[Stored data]
☆ ☆ ☆ ☆ ☆
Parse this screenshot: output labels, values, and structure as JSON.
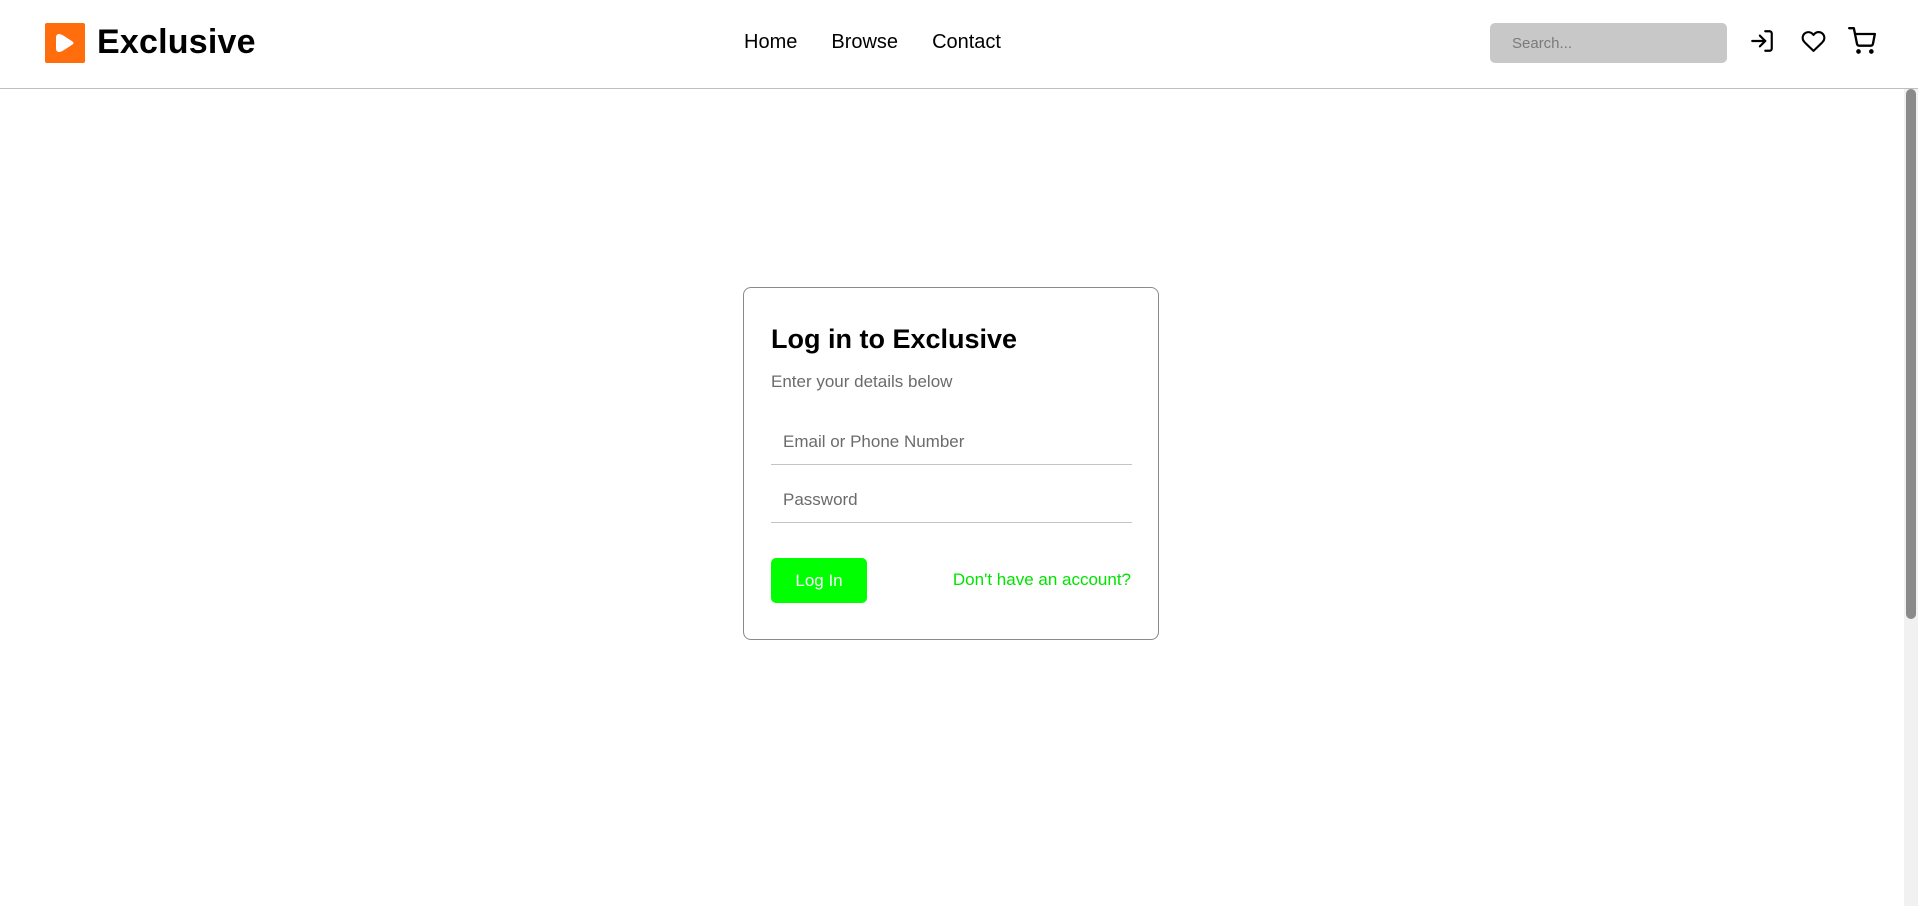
{
  "brand": {
    "name": "Exclusive",
    "logo_icon": "play-icon",
    "logo_color": "#ff6d0d"
  },
  "nav": {
    "items": [
      "Home",
      "Browse",
      "Contact"
    ]
  },
  "search": {
    "placeholder": "Search..."
  },
  "header_icons": [
    "login-icon",
    "heart-icon",
    "cart-icon"
  ],
  "login": {
    "title": "Log in to Exclusive",
    "subtitle": "Enter your details below",
    "email_placeholder": "Email or Phone Number",
    "password_placeholder": "Password",
    "button_label": "Log In",
    "signup_link": "Don't have an account?",
    "accent_color": "#00ff00"
  }
}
☆ ☆ ☆ ☆ ☆
__Stated goal__. Leave the pictures out and copy the rest of the data exactly.

__Exercise response__.
Parse this screenshot: output labels, values, and structure as JSON.
{
  "brand": {
    "name": "Exclusive",
    "logo_icon": "play-icon",
    "logo_color": "#ff6d0d"
  },
  "nav": {
    "items": [
      "Home",
      "Browse",
      "Contact"
    ]
  },
  "search": {
    "placeholder": "Search..."
  },
  "header_icons": [
    "login-icon",
    "heart-icon",
    "cart-icon"
  ],
  "login": {
    "title": "Log in to Exclusive",
    "subtitle": "Enter your details below",
    "email_placeholder": "Email or Phone Number",
    "password_placeholder": "Password",
    "button_label": "Log In",
    "signup_link": "Don't have an account?",
    "accent_color": "#00ff00"
  }
}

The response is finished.